--- Testo da leggere ---
Omelia delle Ceneri
Feb 23, 2007
Io conto sulla bontà dei giovani.
(denaro.it, 22-02-2007) Io conto sui giovani e credo nella bontà dei loro cuori”. Lo afferma l’arcivescovo di Napoli Crescenzio Sepe durante l’omelia di ieri per le Ceneri celebrata nel Duomo. Dopo le cassette per la raccolta dei coltelli fuori le chiese, l’arcivescovo di Napoli Crescenzio Sepe lancia anche sette videomessaggi per le famiglie napoletane. Il cardinale invita a guardare il nostro mondo e a trovare i segni del suo Creatore.
di Riccardo Parisi
“Entrare nelle case dei napoletani per proporre brevi riflessioni che aiutino a non disperdersi in questo tempo di Quaresima”. È questa l'iniziativa quaresimale del cardinale Crescenzio Sepe, arcivescovo di Napoli, attraverso sette video-messaggi teletrasmessi, il cui filo conduttore sarà il mistero di Dio Creatore di tutte le cose.
Nei messaggi, con un tono molto familiare - informa la diocesi - il porporato invita a guardare il nostro mondo e a trovarvi i segni del suo Creatore. “Impegniamoci a vivere e a promuovere la dignità dell'uomo, speso deturpata qui nella nostra terra - afferma Sepe - è il monito dell'arcivescovo di Napoli. Impegniamoci a custodire e salvaguardare, il giardino a noi consegnato dalle mani di Dio”. Dopo l’iniziativa delle cassette fuori dalle chiese per raccogliere i coltelli e che ha avuto in una settimana un incoraggiante riscontro, con venti fendenti consegnati in forma anonima, a poche ore dalla celebrazione, nella giornata di ieri, delle Ceneri, il cardinale Sepe si affida ai videomessaggi per arrivare direttamente alle famiglie e ai giovani di Napoli.

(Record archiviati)
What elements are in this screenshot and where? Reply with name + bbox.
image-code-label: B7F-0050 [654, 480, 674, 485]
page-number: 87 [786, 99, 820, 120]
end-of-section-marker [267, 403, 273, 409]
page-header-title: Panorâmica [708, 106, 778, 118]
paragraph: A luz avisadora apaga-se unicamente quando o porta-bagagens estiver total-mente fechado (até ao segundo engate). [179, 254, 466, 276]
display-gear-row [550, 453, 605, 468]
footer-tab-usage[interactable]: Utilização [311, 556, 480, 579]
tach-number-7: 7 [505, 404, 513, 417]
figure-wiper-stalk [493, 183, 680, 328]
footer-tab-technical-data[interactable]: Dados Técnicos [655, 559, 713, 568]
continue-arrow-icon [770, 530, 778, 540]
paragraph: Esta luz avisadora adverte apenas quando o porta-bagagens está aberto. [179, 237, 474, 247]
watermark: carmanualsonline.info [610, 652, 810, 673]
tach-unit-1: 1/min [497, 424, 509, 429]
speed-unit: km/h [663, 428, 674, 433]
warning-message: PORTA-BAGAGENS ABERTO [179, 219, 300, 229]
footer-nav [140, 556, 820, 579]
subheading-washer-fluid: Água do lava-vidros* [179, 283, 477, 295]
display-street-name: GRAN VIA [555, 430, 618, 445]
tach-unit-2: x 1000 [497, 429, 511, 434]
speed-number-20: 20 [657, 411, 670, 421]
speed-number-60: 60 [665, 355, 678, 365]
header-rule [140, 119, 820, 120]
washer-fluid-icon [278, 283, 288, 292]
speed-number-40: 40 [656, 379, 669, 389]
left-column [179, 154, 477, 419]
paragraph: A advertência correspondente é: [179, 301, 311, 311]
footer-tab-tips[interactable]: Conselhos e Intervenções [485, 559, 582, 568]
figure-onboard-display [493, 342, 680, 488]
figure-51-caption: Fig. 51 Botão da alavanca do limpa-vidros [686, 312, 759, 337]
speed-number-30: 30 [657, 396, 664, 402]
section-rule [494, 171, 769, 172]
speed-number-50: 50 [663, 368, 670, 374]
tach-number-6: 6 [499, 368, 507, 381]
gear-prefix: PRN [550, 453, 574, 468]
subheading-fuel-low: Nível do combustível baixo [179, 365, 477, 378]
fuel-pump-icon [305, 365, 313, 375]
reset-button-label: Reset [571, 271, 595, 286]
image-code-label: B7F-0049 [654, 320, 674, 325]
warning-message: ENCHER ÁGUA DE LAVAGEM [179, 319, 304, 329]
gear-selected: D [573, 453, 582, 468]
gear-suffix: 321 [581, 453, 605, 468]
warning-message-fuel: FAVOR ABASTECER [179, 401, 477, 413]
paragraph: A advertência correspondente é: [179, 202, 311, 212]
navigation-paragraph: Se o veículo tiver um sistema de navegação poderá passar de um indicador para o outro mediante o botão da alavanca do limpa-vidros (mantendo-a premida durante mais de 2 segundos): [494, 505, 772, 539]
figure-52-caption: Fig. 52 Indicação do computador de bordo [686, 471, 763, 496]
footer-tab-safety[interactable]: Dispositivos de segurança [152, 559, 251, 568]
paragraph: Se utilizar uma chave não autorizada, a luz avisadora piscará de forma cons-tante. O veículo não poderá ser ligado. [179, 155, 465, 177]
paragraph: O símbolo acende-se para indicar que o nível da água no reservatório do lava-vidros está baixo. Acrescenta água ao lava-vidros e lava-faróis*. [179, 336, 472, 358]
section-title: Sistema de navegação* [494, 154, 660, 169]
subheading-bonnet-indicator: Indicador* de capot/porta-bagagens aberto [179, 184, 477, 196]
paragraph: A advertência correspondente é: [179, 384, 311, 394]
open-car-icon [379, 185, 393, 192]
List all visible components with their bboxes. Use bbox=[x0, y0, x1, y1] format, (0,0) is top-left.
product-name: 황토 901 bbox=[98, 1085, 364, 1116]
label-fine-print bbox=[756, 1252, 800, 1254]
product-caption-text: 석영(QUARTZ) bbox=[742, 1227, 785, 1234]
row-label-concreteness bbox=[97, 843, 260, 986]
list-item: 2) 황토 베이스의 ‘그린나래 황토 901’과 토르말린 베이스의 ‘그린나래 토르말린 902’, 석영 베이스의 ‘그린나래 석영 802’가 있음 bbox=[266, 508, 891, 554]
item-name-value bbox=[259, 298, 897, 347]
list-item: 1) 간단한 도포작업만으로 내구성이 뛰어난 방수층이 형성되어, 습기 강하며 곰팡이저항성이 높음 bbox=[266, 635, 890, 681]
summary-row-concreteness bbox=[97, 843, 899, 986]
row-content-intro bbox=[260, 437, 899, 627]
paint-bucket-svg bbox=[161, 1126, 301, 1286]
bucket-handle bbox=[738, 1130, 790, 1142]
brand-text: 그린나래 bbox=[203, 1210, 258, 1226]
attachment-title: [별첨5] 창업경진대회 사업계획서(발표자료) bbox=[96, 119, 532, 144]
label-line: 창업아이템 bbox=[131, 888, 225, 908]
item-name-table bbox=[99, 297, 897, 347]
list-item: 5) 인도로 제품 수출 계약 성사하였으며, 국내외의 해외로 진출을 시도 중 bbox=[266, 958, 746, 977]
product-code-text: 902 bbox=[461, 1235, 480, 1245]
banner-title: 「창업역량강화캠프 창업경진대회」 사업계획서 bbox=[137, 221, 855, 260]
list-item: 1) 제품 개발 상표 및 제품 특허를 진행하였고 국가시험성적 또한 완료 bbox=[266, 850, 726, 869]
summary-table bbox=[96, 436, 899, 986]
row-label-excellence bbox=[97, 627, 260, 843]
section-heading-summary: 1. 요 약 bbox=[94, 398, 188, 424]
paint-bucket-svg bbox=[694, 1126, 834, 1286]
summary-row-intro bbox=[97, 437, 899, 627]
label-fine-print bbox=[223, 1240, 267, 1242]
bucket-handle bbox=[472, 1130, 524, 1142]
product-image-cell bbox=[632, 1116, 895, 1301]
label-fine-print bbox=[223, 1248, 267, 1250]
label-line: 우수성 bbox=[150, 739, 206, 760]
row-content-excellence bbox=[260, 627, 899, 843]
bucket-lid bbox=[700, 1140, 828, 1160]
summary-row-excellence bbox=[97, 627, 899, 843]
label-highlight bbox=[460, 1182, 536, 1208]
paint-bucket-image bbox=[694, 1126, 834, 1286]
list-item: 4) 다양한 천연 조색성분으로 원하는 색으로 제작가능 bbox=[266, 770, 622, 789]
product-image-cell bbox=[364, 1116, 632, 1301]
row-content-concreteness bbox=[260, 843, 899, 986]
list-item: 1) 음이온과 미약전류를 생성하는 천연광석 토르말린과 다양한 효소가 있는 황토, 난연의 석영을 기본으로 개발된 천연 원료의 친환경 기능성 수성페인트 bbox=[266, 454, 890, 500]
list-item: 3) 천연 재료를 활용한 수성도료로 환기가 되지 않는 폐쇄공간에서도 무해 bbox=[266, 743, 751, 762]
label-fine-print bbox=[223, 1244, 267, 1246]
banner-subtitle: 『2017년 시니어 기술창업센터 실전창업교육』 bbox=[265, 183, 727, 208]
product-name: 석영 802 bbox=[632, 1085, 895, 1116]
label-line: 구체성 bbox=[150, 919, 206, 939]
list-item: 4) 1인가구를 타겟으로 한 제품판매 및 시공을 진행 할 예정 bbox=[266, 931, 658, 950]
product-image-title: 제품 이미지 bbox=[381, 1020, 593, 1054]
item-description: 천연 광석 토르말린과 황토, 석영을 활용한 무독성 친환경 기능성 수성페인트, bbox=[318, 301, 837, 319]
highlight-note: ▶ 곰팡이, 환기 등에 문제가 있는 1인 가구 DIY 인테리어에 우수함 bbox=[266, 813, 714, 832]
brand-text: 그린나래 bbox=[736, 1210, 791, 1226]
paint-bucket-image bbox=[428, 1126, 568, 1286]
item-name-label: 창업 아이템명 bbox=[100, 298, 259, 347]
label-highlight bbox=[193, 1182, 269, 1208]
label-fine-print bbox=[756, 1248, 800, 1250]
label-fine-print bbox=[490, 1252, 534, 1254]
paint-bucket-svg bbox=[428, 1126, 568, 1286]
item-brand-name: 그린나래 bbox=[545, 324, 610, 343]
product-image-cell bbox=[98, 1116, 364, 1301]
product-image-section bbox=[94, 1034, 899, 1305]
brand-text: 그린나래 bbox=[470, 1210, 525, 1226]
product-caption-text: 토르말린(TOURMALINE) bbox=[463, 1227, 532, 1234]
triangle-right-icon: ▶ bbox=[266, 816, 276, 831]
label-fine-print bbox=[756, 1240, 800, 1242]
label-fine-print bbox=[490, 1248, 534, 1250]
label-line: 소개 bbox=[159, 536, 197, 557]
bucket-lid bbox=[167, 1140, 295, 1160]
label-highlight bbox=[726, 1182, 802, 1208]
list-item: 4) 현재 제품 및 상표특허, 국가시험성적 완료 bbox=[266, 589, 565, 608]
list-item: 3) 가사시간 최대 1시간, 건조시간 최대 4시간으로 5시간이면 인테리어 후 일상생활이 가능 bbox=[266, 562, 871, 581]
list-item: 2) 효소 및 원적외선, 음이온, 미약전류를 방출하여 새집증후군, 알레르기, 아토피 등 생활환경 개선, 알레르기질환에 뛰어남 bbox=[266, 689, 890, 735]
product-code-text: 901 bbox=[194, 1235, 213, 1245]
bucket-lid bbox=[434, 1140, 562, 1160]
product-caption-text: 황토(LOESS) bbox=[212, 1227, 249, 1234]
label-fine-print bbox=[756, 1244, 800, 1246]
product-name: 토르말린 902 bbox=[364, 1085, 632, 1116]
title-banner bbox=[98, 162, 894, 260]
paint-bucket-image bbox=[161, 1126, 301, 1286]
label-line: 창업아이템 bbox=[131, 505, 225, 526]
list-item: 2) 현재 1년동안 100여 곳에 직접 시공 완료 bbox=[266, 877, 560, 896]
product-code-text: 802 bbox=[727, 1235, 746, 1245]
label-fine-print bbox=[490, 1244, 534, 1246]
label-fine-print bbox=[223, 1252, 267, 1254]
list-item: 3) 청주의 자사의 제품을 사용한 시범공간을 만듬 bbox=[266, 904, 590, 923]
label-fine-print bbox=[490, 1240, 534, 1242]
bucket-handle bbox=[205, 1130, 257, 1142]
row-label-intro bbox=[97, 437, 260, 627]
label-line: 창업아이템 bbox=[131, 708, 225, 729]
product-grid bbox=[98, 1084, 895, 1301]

--- Dettagli del compito ---
Prosegui l'articolo sull'omelia delle Ceneri del cardinale Sepe, ripartendo subito dopo l'ultima frase.

--- Risposta al compito ---
Ma è proprio ai giovani che si rivolge nelle prime parole dell’omelia delle Ceneri, pronunciata all’interno del Duomo di Napoli. “In questo tempo di Quaresima -afferma il cardinale - dobbiamo domandarci da dove vogliamo partire e dove vogliamo arrivare. Allargando l’orizzonte alla realtà che ci circonda, il nostro sguardo non può non fermarsi sulla sofferernza, sul dolore, sulla violenza, sui soprusi, sulle sopraffazioni, sulle ingiustizie che tanti nostri fratelli e sorelle subiscono ogni giorno”. Poi il riferimento ai giovani che hanno restituito i loro coltelli:”Auspico che altri giovani vogliano seguire il loro esempio. La nostra è una speranza gridata, affinché la violenza ceda il passo alla pace”.